SET PROBLEM
Without the pictures, set down every line of the data exactly.

──────── ROWS ────────

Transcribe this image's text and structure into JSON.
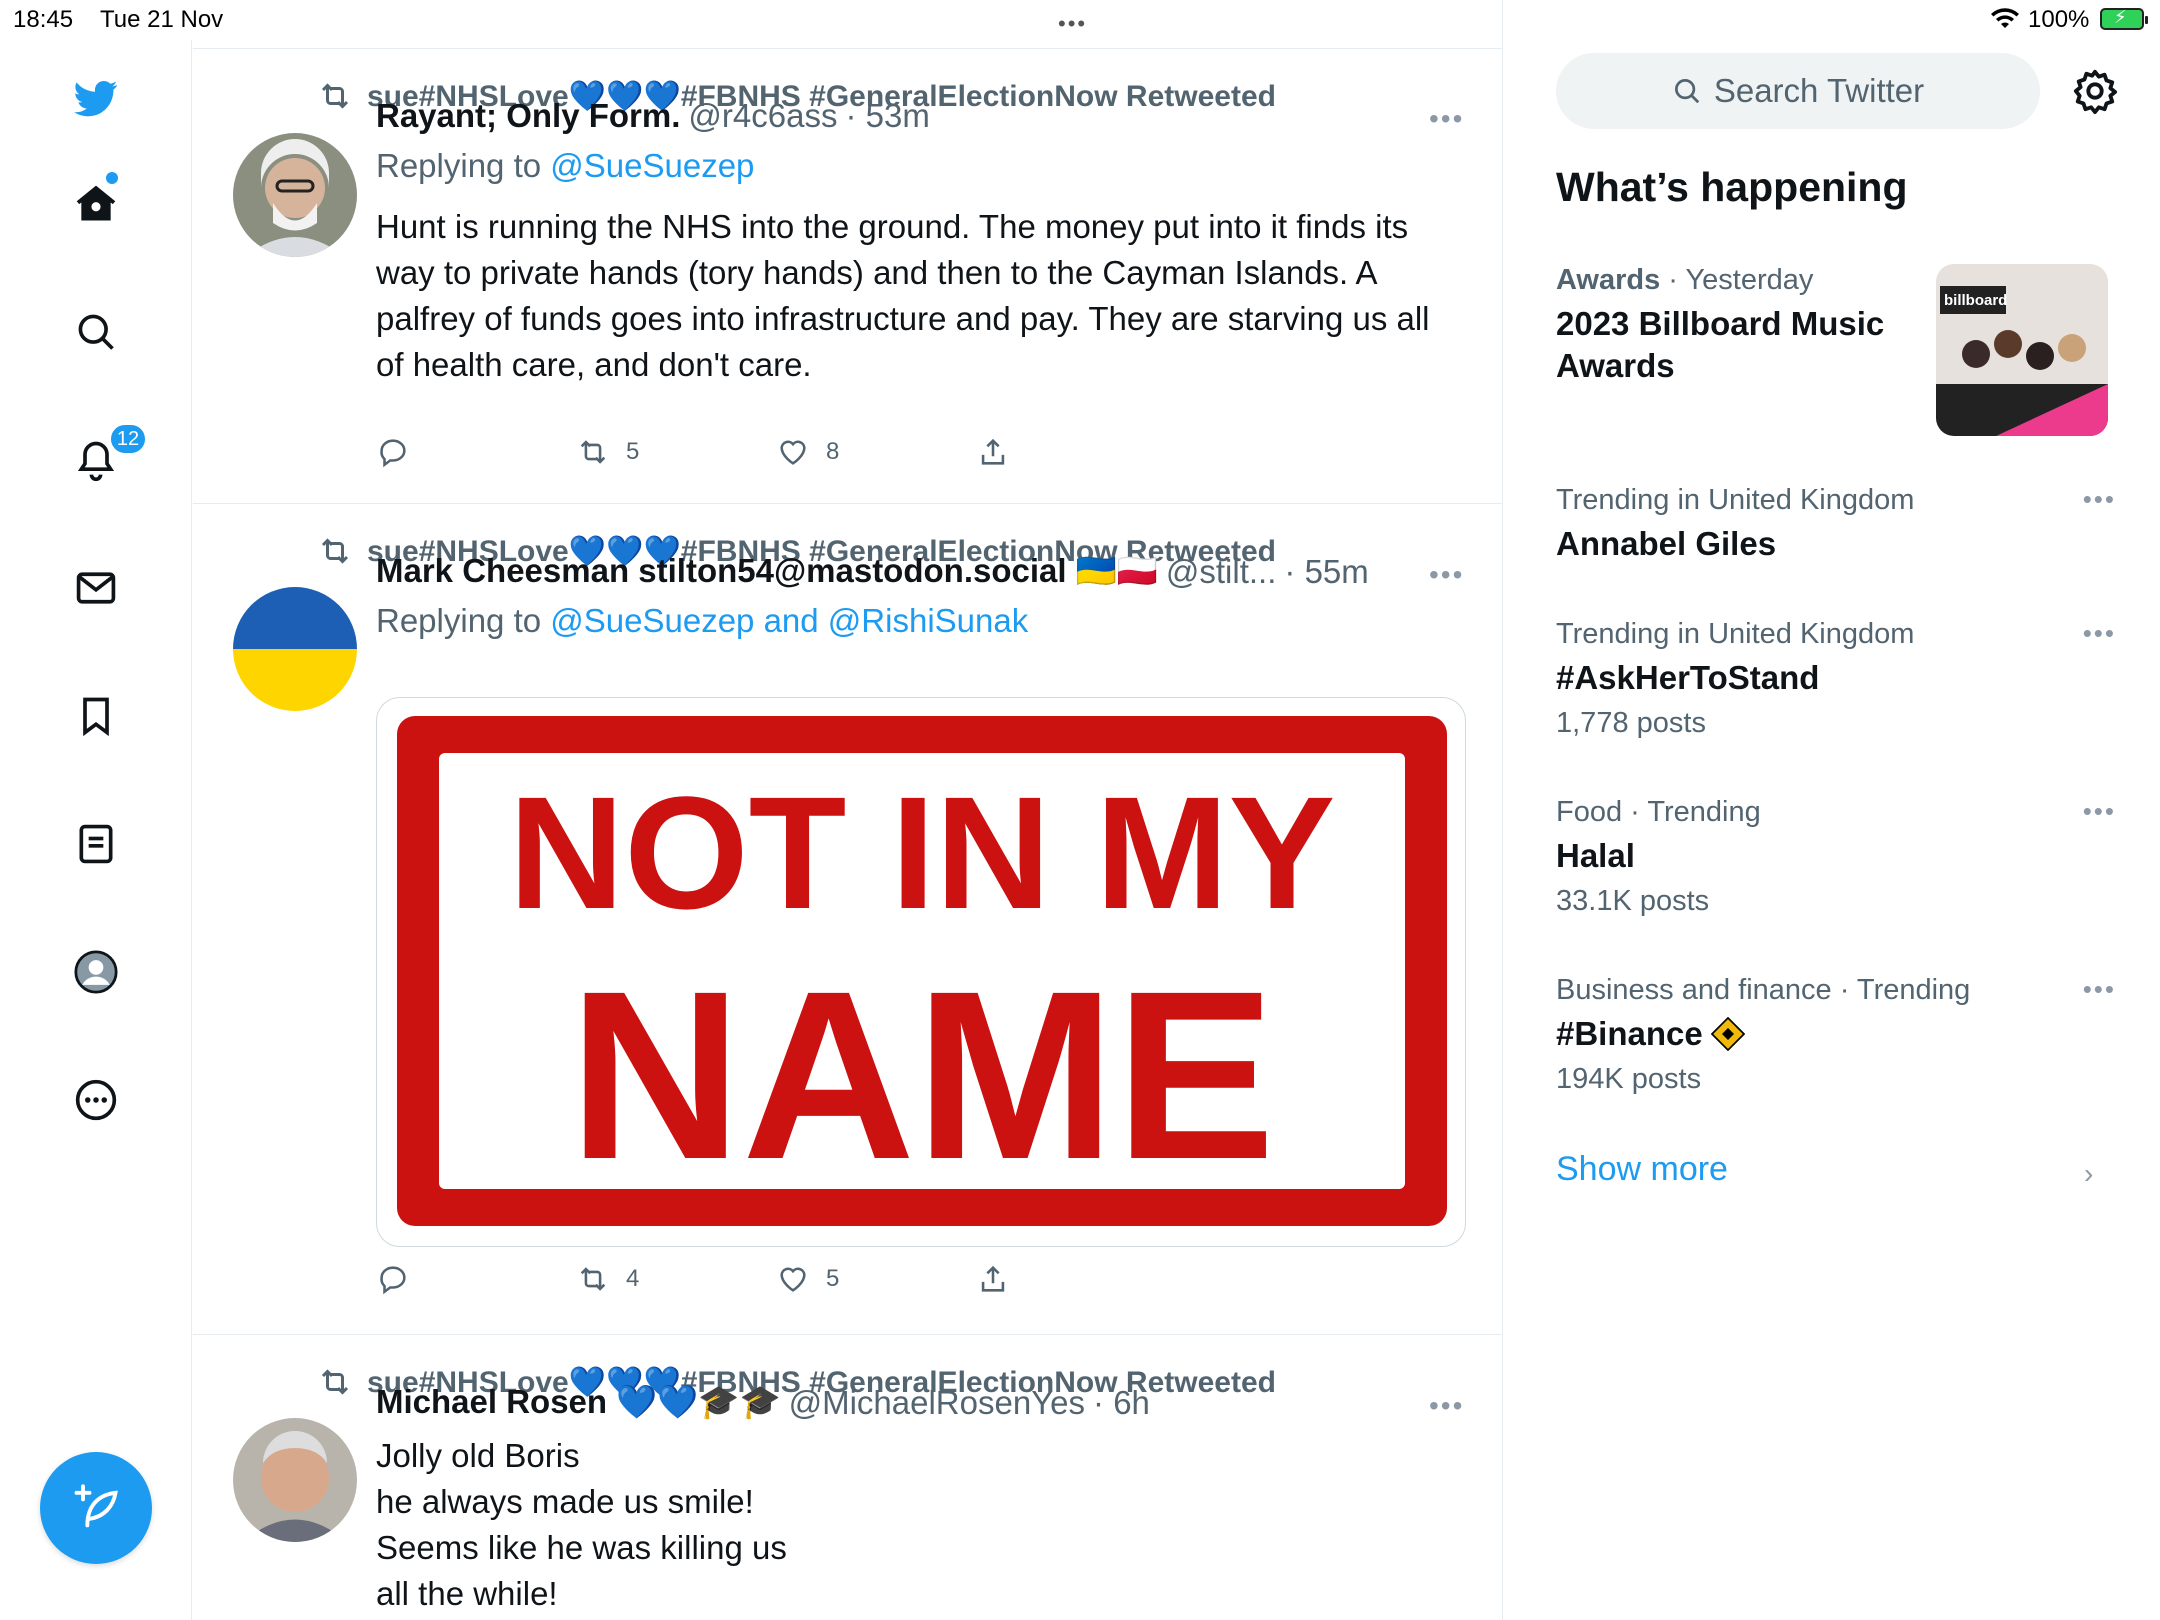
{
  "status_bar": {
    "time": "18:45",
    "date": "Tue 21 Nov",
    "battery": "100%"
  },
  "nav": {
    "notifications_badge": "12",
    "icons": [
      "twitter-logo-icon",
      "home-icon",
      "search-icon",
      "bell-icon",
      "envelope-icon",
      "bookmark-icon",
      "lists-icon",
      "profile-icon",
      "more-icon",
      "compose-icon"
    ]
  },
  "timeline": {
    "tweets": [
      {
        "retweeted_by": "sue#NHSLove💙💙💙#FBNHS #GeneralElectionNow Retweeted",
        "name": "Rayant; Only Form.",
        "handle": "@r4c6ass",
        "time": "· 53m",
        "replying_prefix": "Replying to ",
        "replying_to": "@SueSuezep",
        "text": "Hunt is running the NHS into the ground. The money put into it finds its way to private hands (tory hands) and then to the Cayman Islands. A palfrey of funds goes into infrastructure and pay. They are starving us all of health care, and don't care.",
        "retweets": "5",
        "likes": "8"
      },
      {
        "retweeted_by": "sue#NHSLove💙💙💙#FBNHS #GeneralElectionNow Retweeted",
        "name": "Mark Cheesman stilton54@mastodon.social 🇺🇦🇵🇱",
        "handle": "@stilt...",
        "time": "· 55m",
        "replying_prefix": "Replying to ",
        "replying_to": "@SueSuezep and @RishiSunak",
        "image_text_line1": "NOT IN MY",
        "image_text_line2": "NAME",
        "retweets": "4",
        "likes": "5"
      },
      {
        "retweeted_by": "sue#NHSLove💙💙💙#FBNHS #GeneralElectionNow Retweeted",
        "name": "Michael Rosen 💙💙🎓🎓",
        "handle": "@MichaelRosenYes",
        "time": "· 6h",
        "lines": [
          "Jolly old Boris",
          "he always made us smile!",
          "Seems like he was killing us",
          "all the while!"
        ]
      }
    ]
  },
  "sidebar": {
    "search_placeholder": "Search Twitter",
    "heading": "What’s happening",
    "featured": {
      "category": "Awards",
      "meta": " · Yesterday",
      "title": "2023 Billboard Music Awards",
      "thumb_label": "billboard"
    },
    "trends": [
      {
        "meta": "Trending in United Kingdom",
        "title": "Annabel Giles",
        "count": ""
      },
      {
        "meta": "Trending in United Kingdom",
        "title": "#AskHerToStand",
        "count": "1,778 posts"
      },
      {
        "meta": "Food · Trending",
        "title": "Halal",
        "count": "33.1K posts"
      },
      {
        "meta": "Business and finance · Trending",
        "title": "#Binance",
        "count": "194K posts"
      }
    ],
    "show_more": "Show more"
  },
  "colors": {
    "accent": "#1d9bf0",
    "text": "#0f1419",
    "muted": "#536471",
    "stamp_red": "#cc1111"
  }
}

────────

RESPONSE TO THIS TASK
Transcribe this image's text and structure into JSON.
{
  "status_bar": {
    "time": "18:45",
    "date": "Tue 21 Nov",
    "battery": "100%"
  },
  "nav": {
    "notifications_badge": "12",
    "icons": [
      "twitter-logo-icon",
      "home-icon",
      "search-icon",
      "bell-icon",
      "envelope-icon",
      "bookmark-icon",
      "lists-icon",
      "profile-icon",
      "more-icon",
      "compose-icon"
    ]
  },
  "timeline": {
    "tweets": [
      {
        "retweeted_by": "sue#NHSLove💙💙💙#FBNHS #GeneralElectionNow Retweeted",
        "name": "Rayant; Only Form.",
        "handle": "@r4c6ass",
        "time": "· 53m",
        "replying_prefix": "Replying to ",
        "replying_to": "@SueSuezep",
        "text": "Hunt is running the NHS into the ground. The money put into it finds its way to private hands (tory hands) and then to the Cayman Islands. A palfrey of funds goes into infrastructure and pay. They are starving us all of health care, and don't care.",
        "retweets": "5",
        "likes": "8"
      },
      {
        "retweeted_by": "sue#NHSLove💙💙💙#FBNHS #GeneralElectionNow Retweeted",
        "name": "Mark Cheesman stilton54@mastodon.social 🇺🇦🇵🇱",
        "handle": "@stilt...",
        "time": "· 55m",
        "replying_prefix": "Replying to ",
        "replying_to": "@SueSuezep and @RishiSunak",
        "image_text_line1": "NOT IN MY",
        "image_text_line2": "NAME",
        "retweets": "4",
        "likes": "5"
      },
      {
        "retweeted_by": "sue#NHSLove💙💙💙#FBNHS #GeneralElectionNow Retweeted",
        "name": "Michael Rosen 💙💙🎓🎓",
        "handle": "@MichaelRosenYes",
        "time": "· 6h",
        "lines": [
          "Jolly old Boris",
          "he always made us smile!",
          "Seems like he was killing us",
          "all the while!"
        ]
      }
    ]
  },
  "sidebar": {
    "search_placeholder": "Search Twitter",
    "heading": "What’s happening",
    "featured": {
      "category": "Awards",
      "meta": " · Yesterday",
      "title": "2023 Billboard Music Awards",
      "thumb_label": "billboard"
    },
    "trends": [
      {
        "meta": "Trending in United Kingdom",
        "title": "Annabel Giles",
        "count": ""
      },
      {
        "meta": "Trending in United Kingdom",
        "title": "#AskHerToStand",
        "count": "1,778 posts"
      },
      {
        "meta": "Food · Trending",
        "title": "Halal",
        "count": "33.1K posts"
      },
      {
        "meta": "Business and finance · Trending",
        "title": "#Binance",
        "count": "194K posts"
      }
    ],
    "show_more": "Show more"
  },
  "colors": {
    "accent": "#1d9bf0",
    "text": "#0f1419",
    "muted": "#536471",
    "stamp_red": "#cc1111"
  }
}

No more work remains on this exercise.